Given instruction:
Make an exact copy of the entries, and keep any pictures out of it.
[START OF Available records]
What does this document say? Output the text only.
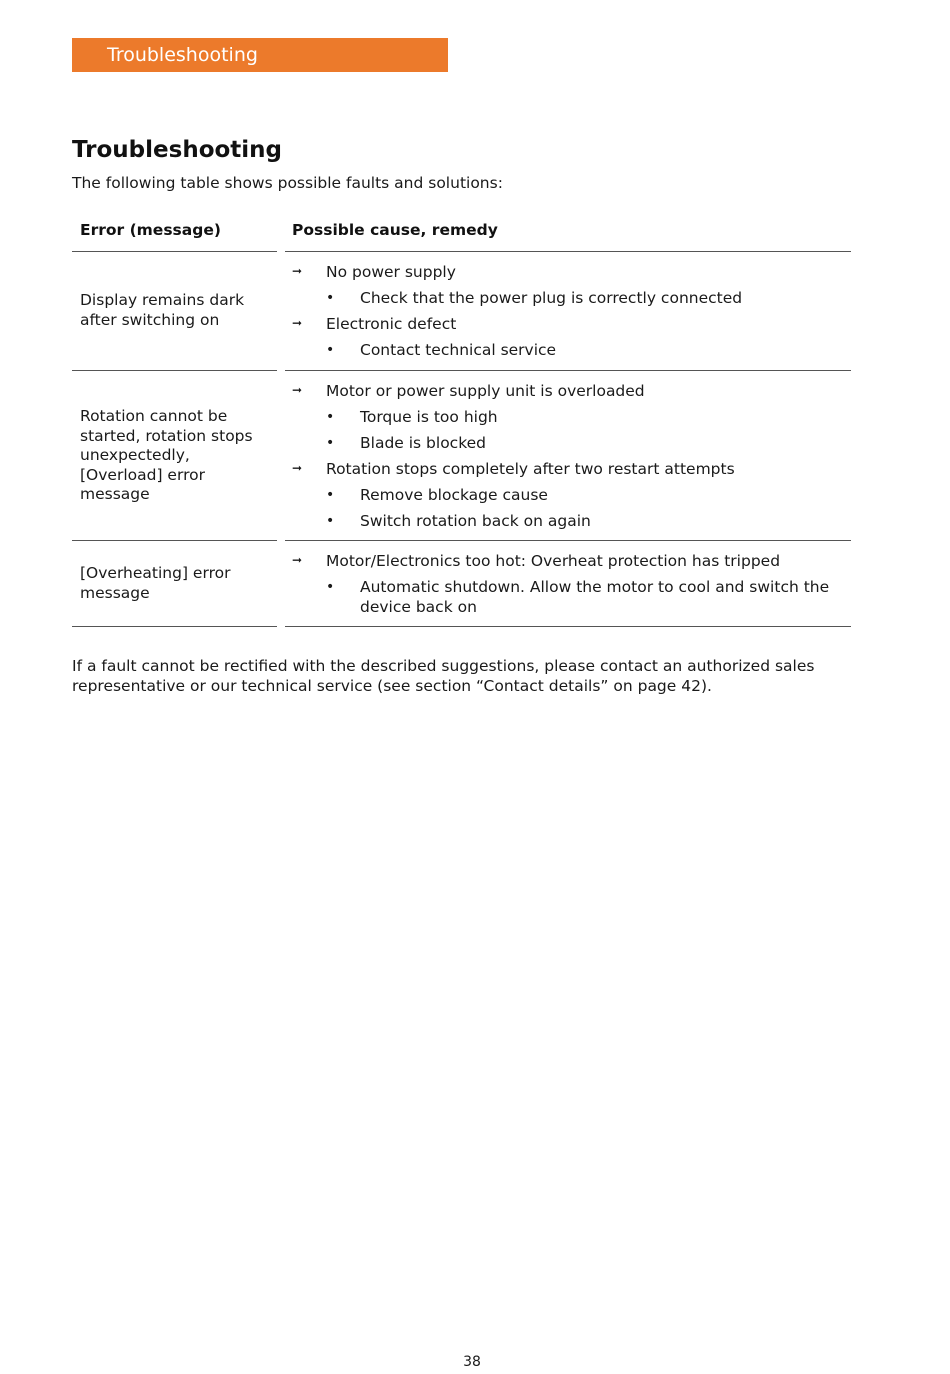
Troubleshooting
Troubleshooting

The following table shows possible faults and solutions:

Error (message)	Possible cause, remedy
Display remains dark after switching on
➞	No power supply
•	Check that the power plug is correctly connected
➞	Electronic defect
•	Contact technical service
Rotation cannot be started, rotation stops unexpectedly, [Overload] error message
➞	Motor or power supply unit is overloaded
•	Torque is too high
•	Blade is blocked
➞	Rotation stops completely after two restart attempts
•	Remove blockage cause
•	Switch rotation back on again
[Overheating] error message
➞	Motor/Electronics too hot: Overheat protection has tripped
•	Automatic shutdown. Allow the motor to cool and switch the device back on

If a fault cannot be rectified with the described suggestions, please contact an authorized sales representative or our technical service (see section “Contact details” on page 42).

38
[END OF Available records]
Result of this exercise:
What does this document say? Output the text only.
Troubleshooting
Troubleshooting

The following table shows possible faults and solutions:

Error (message)	Possible cause, remedy
Display remains dark after switching on
➞	No power supply
•	Check that the power plug is correctly connected
➞	Electronic defect
•	Contact technical service
Rotation cannot be started, rotation stops unexpectedly, [Overload] error message
➞	Motor or power supply unit is overloaded
•	Torque is too high
•	Blade is blocked
➞	Rotation stops completely after two restart attempts
•	Remove blockage cause
•	Switch rotation back on again
[Overheating] error message
➞	Motor/Electronics too hot: Overheat protection has tripped
•	Automatic shutdown. Allow the motor to cool and switch the device back on

If a fault cannot be rectified with the described suggestions, please contact an authorized sales representative or our technical service (see section “Contact details” on page 42).

38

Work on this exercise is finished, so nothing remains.